>> Begin

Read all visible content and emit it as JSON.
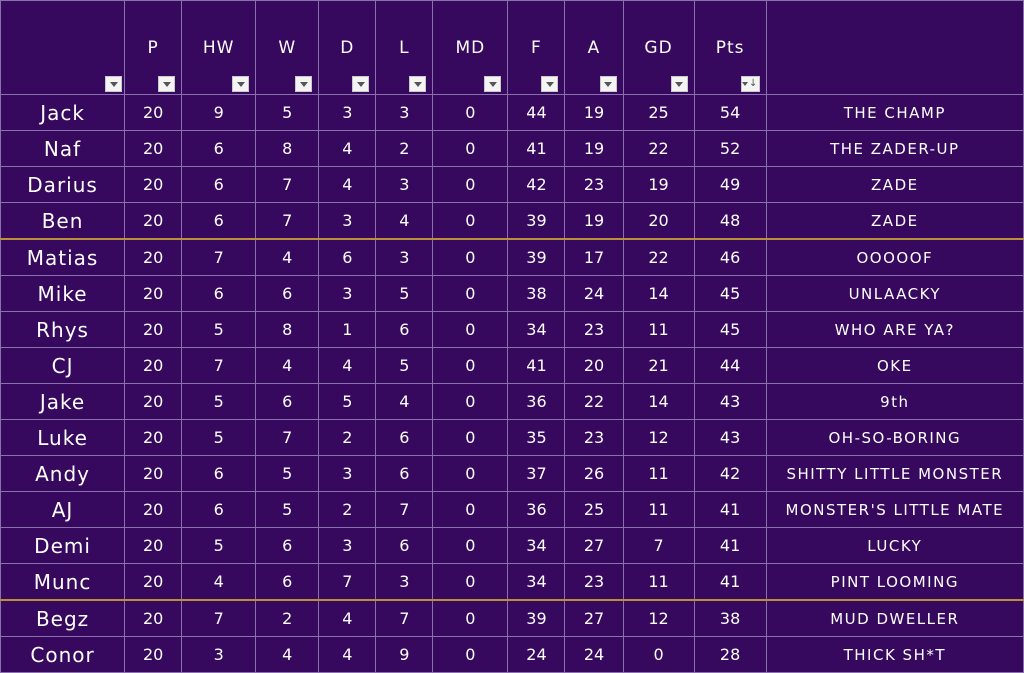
{
  "columns": [
    {
      "key": "p",
      "label": "P"
    },
    {
      "key": "hw",
      "label": "HW"
    },
    {
      "key": "w",
      "label": "W"
    },
    {
      "key": "d",
      "label": "D"
    },
    {
      "key": "l",
      "label": "L"
    },
    {
      "key": "md",
      "label": "MD"
    },
    {
      "key": "f",
      "label": "F"
    },
    {
      "key": "a",
      "label": "A"
    },
    {
      "key": "gd",
      "label": "GD"
    },
    {
      "key": "pts",
      "label": "Pts",
      "sorted": "descending"
    }
  ],
  "separator_after_rows": [
    4,
    14
  ],
  "colors": {
    "background": "#36085e",
    "grid": "#8a6fae",
    "separator": "#b8903a",
    "text": "#ffffff"
  },
  "rows": [
    {
      "name": "Jack",
      "p": "20",
      "hw": "9",
      "w": "5",
      "d": "3",
      "l": "3",
      "md": "0",
      "f": "44",
      "a": "19",
      "gd": "25",
      "pts": "54",
      "nickname": "THE CHAMP"
    },
    {
      "name": "Naf",
      "p": "20",
      "hw": "6",
      "w": "8",
      "d": "4",
      "l": "2",
      "md": "0",
      "f": "41",
      "a": "19",
      "gd": "22",
      "pts": "52",
      "nickname": "THE ZADER-UP"
    },
    {
      "name": "Darius",
      "p": "20",
      "hw": "6",
      "w": "7",
      "d": "4",
      "l": "3",
      "md": "0",
      "f": "42",
      "a": "23",
      "gd": "19",
      "pts": "49",
      "nickname": "ZADE"
    },
    {
      "name": "Ben",
      "p": "20",
      "hw": "6",
      "w": "7",
      "d": "3",
      "l": "4",
      "md": "0",
      "f": "39",
      "a": "19",
      "gd": "20",
      "pts": "48",
      "nickname": "ZADE"
    },
    {
      "name": "Matias",
      "p": "20",
      "hw": "7",
      "w": "4",
      "d": "6",
      "l": "3",
      "md": "0",
      "f": "39",
      "a": "17",
      "gd": "22",
      "pts": "46",
      "nickname": "OOOOOF"
    },
    {
      "name": "Mike",
      "p": "20",
      "hw": "6",
      "w": "6",
      "d": "3",
      "l": "5",
      "md": "0",
      "f": "38",
      "a": "24",
      "gd": "14",
      "pts": "45",
      "nickname": "UNLAACKY"
    },
    {
      "name": "Rhys",
      "p": "20",
      "hw": "5",
      "w": "8",
      "d": "1",
      "l": "6",
      "md": "0",
      "f": "34",
      "a": "23",
      "gd": "11",
      "pts": "45",
      "nickname": "WHO ARE YA?"
    },
    {
      "name": "CJ",
      "p": "20",
      "hw": "7",
      "w": "4",
      "d": "4",
      "l": "5",
      "md": "0",
      "f": "41",
      "a": "20",
      "gd": "21",
      "pts": "44",
      "nickname": "OKE"
    },
    {
      "name": "Jake",
      "p": "20",
      "hw": "5",
      "w": "6",
      "d": "5",
      "l": "4",
      "md": "0",
      "f": "36",
      "a": "22",
      "gd": "14",
      "pts": "43",
      "nickname": "9th"
    },
    {
      "name": "Luke",
      "p": "20",
      "hw": "5",
      "w": "7",
      "d": "2",
      "l": "6",
      "md": "0",
      "f": "35",
      "a": "23",
      "gd": "12",
      "pts": "43",
      "nickname": "OH-SO-BORING"
    },
    {
      "name": "Andy",
      "p": "20",
      "hw": "6",
      "w": "5",
      "d": "3",
      "l": "6",
      "md": "0",
      "f": "37",
      "a": "26",
      "gd": "11",
      "pts": "42",
      "nickname": "SHITTY LITTLE MONSTER"
    },
    {
      "name": "AJ",
      "p": "20",
      "hw": "6",
      "w": "5",
      "d": "2",
      "l": "7",
      "md": "0",
      "f": "36",
      "a": "25",
      "gd": "11",
      "pts": "41",
      "nickname": "MONSTER'S LITTLE MATE"
    },
    {
      "name": "Demi",
      "p": "20",
      "hw": "5",
      "w": "6",
      "d": "3",
      "l": "6",
      "md": "0",
      "f": "34",
      "a": "27",
      "gd": "7",
      "pts": "41",
      "nickname": "LUCKY"
    },
    {
      "name": "Munc",
      "p": "20",
      "hw": "4",
      "w": "6",
      "d": "7",
      "l": "3",
      "md": "0",
      "f": "34",
      "a": "23",
      "gd": "11",
      "pts": "41",
      "nickname": "PINT LOOMING"
    },
    {
      "name": "Begz",
      "p": "20",
      "hw": "7",
      "w": "2",
      "d": "4",
      "l": "7",
      "md": "0",
      "f": "39",
      "a": "27",
      "gd": "12",
      "pts": "38",
      "nickname": "MUD DWELLER"
    },
    {
      "name": "Conor",
      "p": "20",
      "hw": "3",
      "w": "4",
      "d": "4",
      "l": "9",
      "md": "0",
      "f": "24",
      "a": "24",
      "gd": "0",
      "pts": "28",
      "nickname": "THICK SH*T"
    }
  ]
}
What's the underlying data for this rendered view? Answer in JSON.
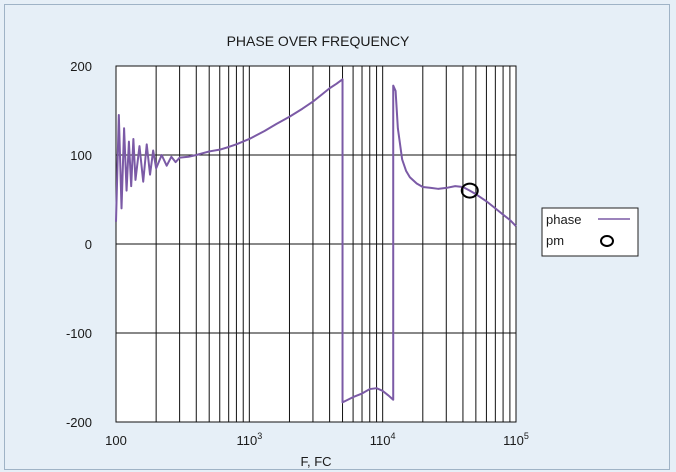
{
  "chart_data": {
    "type": "line",
    "title": "PHASE OVER FREQUENCY",
    "xlabel": "F, FC",
    "ylabel": "",
    "x_scale": "log",
    "xlim": [
      100,
      100000
    ],
    "ylim": [
      -200,
      200
    ],
    "grid": true,
    "legend_position": "right",
    "x_tick_labels": [
      {
        "base": "100",
        "exp": ""
      },
      {
        "base": "110",
        "exp": "3"
      },
      {
        "base": "110",
        "exp": "4"
      },
      {
        "base": "110",
        "exp": "5"
      }
    ],
    "y_tick_labels": [
      "200",
      "100",
      "0",
      "-100",
      "-200"
    ],
    "series": [
      {
        "name": "phase",
        "color": "#7b5aa6",
        "x": [
          100,
          105,
          110,
          115,
          120,
          125,
          130,
          135,
          140,
          150,
          160,
          170,
          180,
          190,
          200,
          220,
          240,
          260,
          280,
          300,
          350,
          400,
          500,
          600,
          700,
          800,
          1000,
          1300,
          1600,
          2000,
          2500,
          3000,
          3500,
          4000,
          4500,
          5000,
          5000,
          6000,
          7000,
          8000,
          9000,
          10000,
          11000,
          12000,
          12000,
          12500,
          13000,
          14000,
          15000,
          16000,
          18000,
          20000,
          23000,
          26000,
          30000,
          35000,
          40000,
          45000,
          50000,
          60000,
          70000,
          80000,
          90000,
          100000
        ],
        "y": [
          25,
          145,
          40,
          130,
          60,
          115,
          65,
          118,
          72,
          110,
          70,
          112,
          78,
          105,
          85,
          100,
          88,
          98,
          92,
          97,
          98,
          100,
          104,
          106,
          109,
          112,
          118,
          127,
          135,
          143,
          152,
          160,
          168,
          175,
          180,
          185,
          -178,
          -172,
          -168,
          -163,
          -162,
          -165,
          -170,
          -175,
          178,
          172,
          130,
          95,
          82,
          75,
          68,
          64,
          63,
          62,
          63,
          65,
          64,
          60,
          56,
          48,
          40,
          33,
          27,
          20
        ]
      },
      {
        "name": "pm",
        "color": "#000000",
        "marker": "circle",
        "x": [
          45000
        ],
        "y": [
          60
        ]
      }
    ]
  }
}
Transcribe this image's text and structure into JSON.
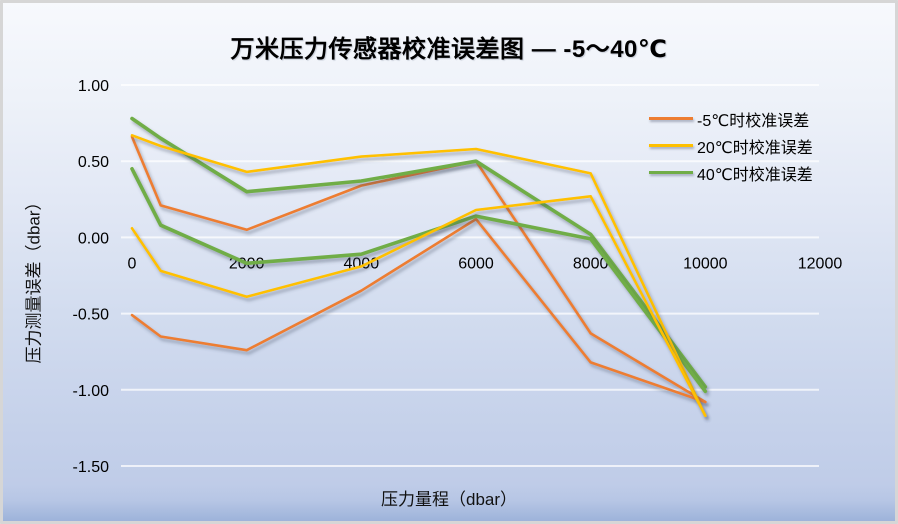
{
  "title": "万米压力传感器校准误差图 — -5～40℃",
  "chart_data": {
    "type": "line",
    "x": [
      0,
      500,
      2000,
      4000,
      6000,
      8000,
      10000
    ],
    "series": [
      {
        "name": "-5℃时校准误差",
        "color": "#ED7D31",
        "runs": [
          [
            0.66,
            0.21,
            0.05,
            0.34,
            0.5,
            -0.63,
            -1.08
          ],
          [
            -0.51,
            -0.65,
            -0.74,
            -0.35,
            0.12,
            -0.82,
            -1.08
          ]
        ]
      },
      {
        "name": "20℃时校准误差",
        "color": "#FFC000",
        "runs": [
          [
            0.67,
            0.6,
            0.43,
            0.53,
            0.58,
            0.42,
            -1.17
          ],
          [
            0.06,
            -0.22,
            -0.39,
            -0.19,
            0.18,
            0.27,
            -1.17
          ]
        ]
      },
      {
        "name": "40℃时校准误差",
        "color": "#70AD47",
        "runs": [
          [
            0.78,
            0.65,
            0.3,
            0.37,
            0.5,
            0.02,
            -0.98
          ],
          [
            0.45,
            0.08,
            -0.17,
            -0.11,
            0.14,
            -0.01,
            -1.01
          ]
        ]
      }
    ],
    "xlabel": "压力量程（dbar）",
    "ylabel": "压力测量误差（dbar）",
    "xlim": [
      0,
      12000
    ],
    "ylim": [
      -1.5,
      1.0
    ],
    "x_ticks": [
      "0",
      "2000",
      "4000",
      "6000",
      "8000",
      "10000",
      "12000"
    ],
    "x_tick_values": [
      0,
      2000,
      4000,
      6000,
      8000,
      10000,
      12000
    ],
    "y_ticks": [
      "1.00",
      "0.50",
      "0.00",
      "-0.50",
      "-1.00",
      "-1.50"
    ],
    "y_tick_values": [
      1.0,
      0.5,
      0.0,
      -0.5,
      -1.0,
      -1.5
    ],
    "grid": true,
    "gridline_color": "rgba(255,255,255,0.72)",
    "legend_position": "upper-right"
  }
}
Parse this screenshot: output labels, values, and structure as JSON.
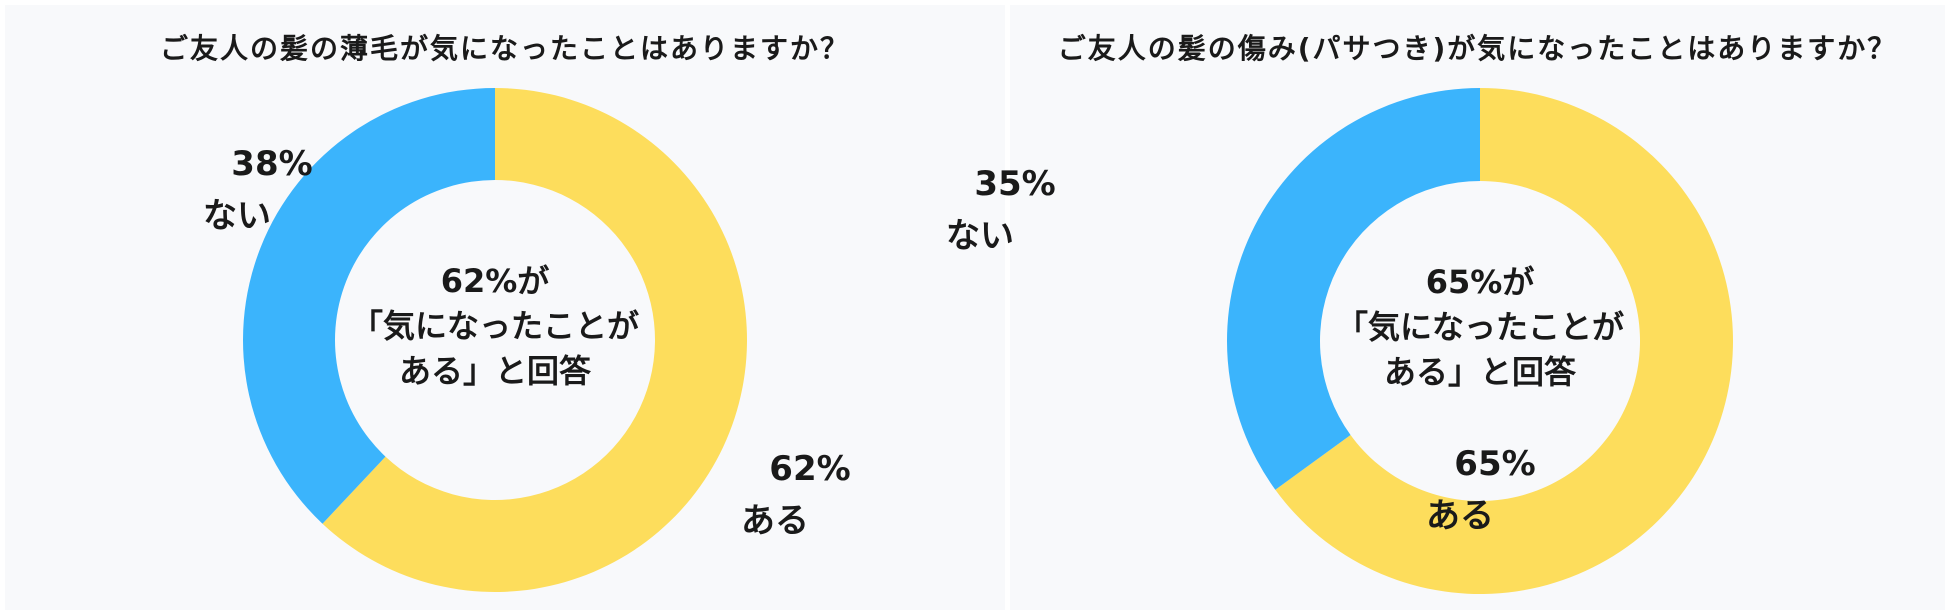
{
  "colors": {
    "yes": "#fddd5c",
    "no": "#3bb4fc",
    "panel_bg": "#f8f9fb"
  },
  "chart_data": [
    {
      "type": "pie",
      "title": "ご友人の髪の薄毛が気になったことはありますか？",
      "donut": true,
      "slices": [
        {
          "label": "ある",
          "value": 62,
          "percent_label": "62%"
        },
        {
          "label": "ない",
          "value": 38,
          "percent_label": "38%"
        }
      ],
      "center_text": [
        "62%が",
        "「気になったことが",
        "ある」と回答"
      ]
    },
    {
      "type": "pie",
      "title": "ご友人の髪の傷み(パサつき)が気になったことはありますか？",
      "donut": true,
      "slices": [
        {
          "label": "ある",
          "value": 65,
          "percent_label": "65%"
        },
        {
          "label": "ない",
          "value": 35,
          "percent_label": "35%"
        }
      ],
      "center_text": [
        "65%が",
        "「気になったことが",
        "ある」と回答"
      ]
    }
  ]
}
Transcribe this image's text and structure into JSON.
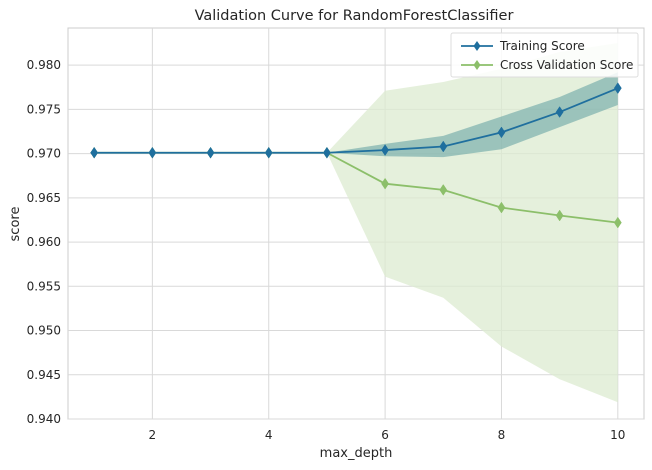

>> End

▶ [Aim of the task]
Using the data above, say how many lines include "title". No other reply is needed.

▶ [Result of this exercise]
4